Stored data
** begin **
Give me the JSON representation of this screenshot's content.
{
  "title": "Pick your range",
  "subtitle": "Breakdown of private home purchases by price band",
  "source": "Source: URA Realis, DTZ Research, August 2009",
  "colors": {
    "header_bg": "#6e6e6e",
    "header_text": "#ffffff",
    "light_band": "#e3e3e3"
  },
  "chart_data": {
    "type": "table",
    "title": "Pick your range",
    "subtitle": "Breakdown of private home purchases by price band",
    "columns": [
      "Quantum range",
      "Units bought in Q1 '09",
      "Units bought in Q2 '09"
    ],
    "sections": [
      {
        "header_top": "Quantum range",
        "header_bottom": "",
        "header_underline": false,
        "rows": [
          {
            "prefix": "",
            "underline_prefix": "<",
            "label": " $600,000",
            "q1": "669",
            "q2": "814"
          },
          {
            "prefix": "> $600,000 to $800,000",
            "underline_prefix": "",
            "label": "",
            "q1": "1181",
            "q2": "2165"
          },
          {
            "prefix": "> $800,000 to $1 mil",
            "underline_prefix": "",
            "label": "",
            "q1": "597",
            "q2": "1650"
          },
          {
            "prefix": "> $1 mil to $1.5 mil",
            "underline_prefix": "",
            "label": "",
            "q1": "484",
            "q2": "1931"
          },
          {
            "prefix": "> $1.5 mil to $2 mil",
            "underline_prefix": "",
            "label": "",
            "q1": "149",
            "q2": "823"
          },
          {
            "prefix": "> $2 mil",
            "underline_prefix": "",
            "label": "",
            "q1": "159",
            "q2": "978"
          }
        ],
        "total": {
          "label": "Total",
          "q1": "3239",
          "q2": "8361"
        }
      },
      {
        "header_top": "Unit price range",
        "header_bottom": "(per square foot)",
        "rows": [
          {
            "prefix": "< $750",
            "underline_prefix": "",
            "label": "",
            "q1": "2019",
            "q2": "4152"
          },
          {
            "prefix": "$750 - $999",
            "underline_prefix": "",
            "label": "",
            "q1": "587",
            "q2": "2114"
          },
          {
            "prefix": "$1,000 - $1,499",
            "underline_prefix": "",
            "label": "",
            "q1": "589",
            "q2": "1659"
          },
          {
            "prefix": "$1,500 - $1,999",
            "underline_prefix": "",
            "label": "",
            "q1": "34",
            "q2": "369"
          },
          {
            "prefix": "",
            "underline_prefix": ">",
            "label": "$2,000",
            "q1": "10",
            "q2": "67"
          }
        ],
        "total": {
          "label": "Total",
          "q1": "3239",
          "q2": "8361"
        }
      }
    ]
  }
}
** end **
Work required => Print out all the entries precisely as written.

The completed task =>
Give me the JSON representation of this screenshot's content.
{
  "title": "Pick your range",
  "subtitle": "Breakdown of private home purchases by price band",
  "source": "Source: URA Realis, DTZ Research, August 2009",
  "colors": {
    "header_bg": "#6e6e6e",
    "header_text": "#ffffff",
    "light_band": "#e3e3e3"
  },
  "chart_data": {
    "type": "table",
    "title": "Pick your range",
    "subtitle": "Breakdown of private home purchases by price band",
    "columns": [
      "Quantum range",
      "Units bought in Q1 '09",
      "Units bought in Q2 '09"
    ],
    "sections": [
      {
        "header_top": "Quantum range",
        "header_bottom": "",
        "header_underline": false,
        "rows": [
          {
            "prefix": "",
            "underline_prefix": "<",
            "label": " $600,000",
            "q1": "669",
            "q2": "814"
          },
          {
            "prefix": "> $600,000 to $800,000",
            "underline_prefix": "",
            "label": "",
            "q1": "1181",
            "q2": "2165"
          },
          {
            "prefix": "> $800,000 to $1 mil",
            "underline_prefix": "",
            "label": "",
            "q1": "597",
            "q2": "1650"
          },
          {
            "prefix": "> $1 mil to $1.5 mil",
            "underline_prefix": "",
            "label": "",
            "q1": "484",
            "q2": "1931"
          },
          {
            "prefix": "> $1.5 mil to $2 mil",
            "underline_prefix": "",
            "label": "",
            "q1": "149",
            "q2": "823"
          },
          {
            "prefix": "> $2 mil",
            "underline_prefix": "",
            "label": "",
            "q1": "159",
            "q2": "978"
          }
        ],
        "total": {
          "label": "Total",
          "q1": "3239",
          "q2": "8361"
        }
      },
      {
        "header_top": "Unit price range",
        "header_bottom": "(per square foot)",
        "rows": [
          {
            "prefix": "< $750",
            "underline_prefix": "",
            "label": "",
            "q1": "2019",
            "q2": "4152"
          },
          {
            "prefix": "$750 - $999",
            "underline_prefix": "",
            "label": "",
            "q1": "587",
            "q2": "2114"
          },
          {
            "prefix": "$1,000 - $1,499",
            "underline_prefix": "",
            "label": "",
            "q1": "589",
            "q2": "1659"
          },
          {
            "prefix": "$1,500 - $1,999",
            "underline_prefix": "",
            "label": "",
            "q1": "34",
            "q2": "369"
          },
          {
            "prefix": "",
            "underline_prefix": ">",
            "label": "$2,000",
            "q1": "10",
            "q2": "67"
          }
        ],
        "total": {
          "label": "Total",
          "q1": "3239",
          "q2": "8361"
        }
      }
    ]
  }
}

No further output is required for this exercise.